### Input
>> begin
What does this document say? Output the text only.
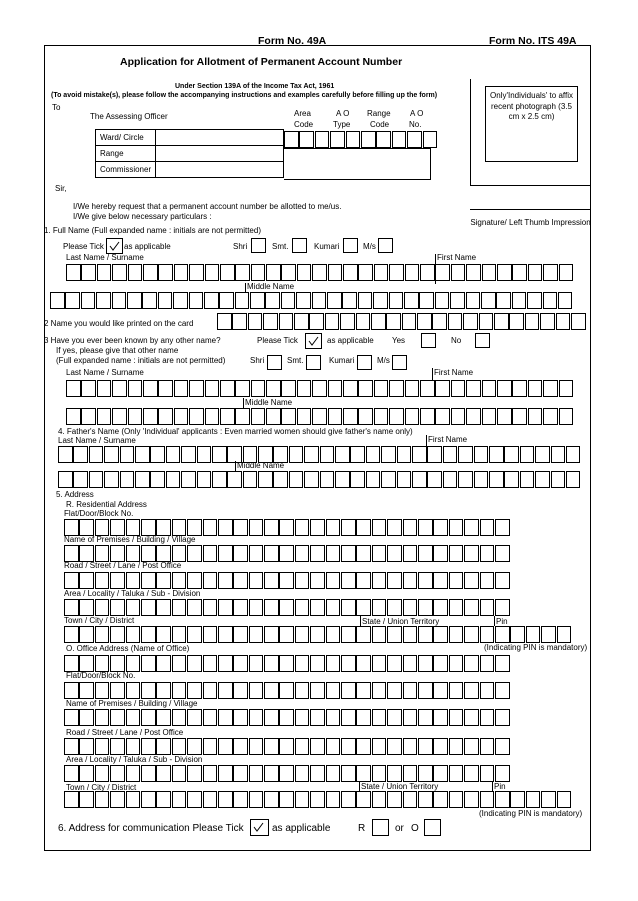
Form No. 49A	Form No. ITS 49A
Application for Allotment of Permanent Account Number
Under Section 139A of the Income Tax Act, 1961
(To avoid mistake(s), please follow the accompanying instructions and examples carefully before filling up the form)	Only'Individuals' to affix recent photograph (3.5 cm x 2.5 cm)
Signature/ Left Thumb Impression
To
The Assessing Officer	Area
Code
A O
Type
Range
Code
A O
No.
Ward/ Circle	
Range	
Commissioner	
Sir,
I/We hereby request that a permanent account number be allotted to me/us.
I/We give below necessary particulars :
1. Full Name (Full expanded name : initials are not permitted)
Please Tick	as applicable	Shri	Smt.	Kumari	M/s
Last Name / Surname	First Name
Middle Name
2 Name you would like printed on the card
3 Have you ever been known by any other name?	Please Tick	as applicable Yes	No
If yes, please give that other name
(Full expanded name : initials are not permitted)	Shri	Smt.	Kumari	M/s
Last Name / Surname	First Name
Middle Name
4. Father's Name (Only 'Individual' applicants : Even married women should give father's name only)
Last Name / Surname	First Name
Middle Name
5. Address
R. Residential Address
Flat/Door/Block No.
Name of Premises / Building / Village
Road / Street / Lane / Post Office
Area / Locality / Taluka / Sub - Division
Town / City / District	State / Union Territory	Pin
O. Office Address (Name of Office)	(Indicating PIN is mandatory)
Flat/Door/Block No.
Name of Premises / Building / Village
Road / Street / Lane / Post Office
Area / Locality / Taluka / Sub - Division
Town / City / District	State / Union Territory	Pin
(Indicating PIN is mandatory)
6. Address for communication Please Tick	as applicable	R	or O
>> end
### Set task
Restate the whole listing above exactly, except for its images.

### Output
What does this document say? Output the text only.
Form No. 49A	Form No. ITS 49A
Application for Allotment of Permanent Account Number
Under Section 139A of the Income Tax Act, 1961
(To avoid mistake(s), please follow the accompanying instructions and examples carefully before filling up the form)	Only'Individuals' to affix recent photograph (3.5 cm x 2.5 cm)
Signature/ Left Thumb Impression
To
The Assessing Officer	Area
Code
A O
Type
Range
Code
A O
No.
Ward/ Circle	
Range	
Commissioner	
Sir,
I/We hereby request that a permanent account number be allotted to me/us.
I/We give below necessary particulars :
1. Full Name (Full expanded name : initials are not permitted)
Please Tick	as applicable	Shri	Smt.	Kumari	M/s
Last Name / Surname	First Name
Middle Name
2 Name you would like printed on the card
3 Have you ever been known by any other name?	Please Tick	as applicable Yes	No
If yes, please give that other name
(Full expanded name : initials are not permitted)	Shri	Smt.	Kumari	M/s
Last Name / Surname	First Name
Middle Name
4. Father's Name (Only 'Individual' applicants : Even married women should give father's name only)
Last Name / Surname	First Name
Middle Name
5. Address
R. Residential Address
Flat/Door/Block No.
Name of Premises / Building / Village
Road / Street / Lane / Post Office
Area / Locality / Taluka / Sub - Division
Town / City / District	State / Union Territory	Pin
O. Office Address (Name of Office)	(Indicating PIN is mandatory)
Flat/Door/Block No.
Name of Premises / Building / Village
Road / Street / Lane / Post Office
Area / Locality / Taluka / Sub - Division
Town / City / District	State / Union Territory	Pin
(Indicating PIN is mandatory)
6. Address for communication Please Tick	as applicable	R	or O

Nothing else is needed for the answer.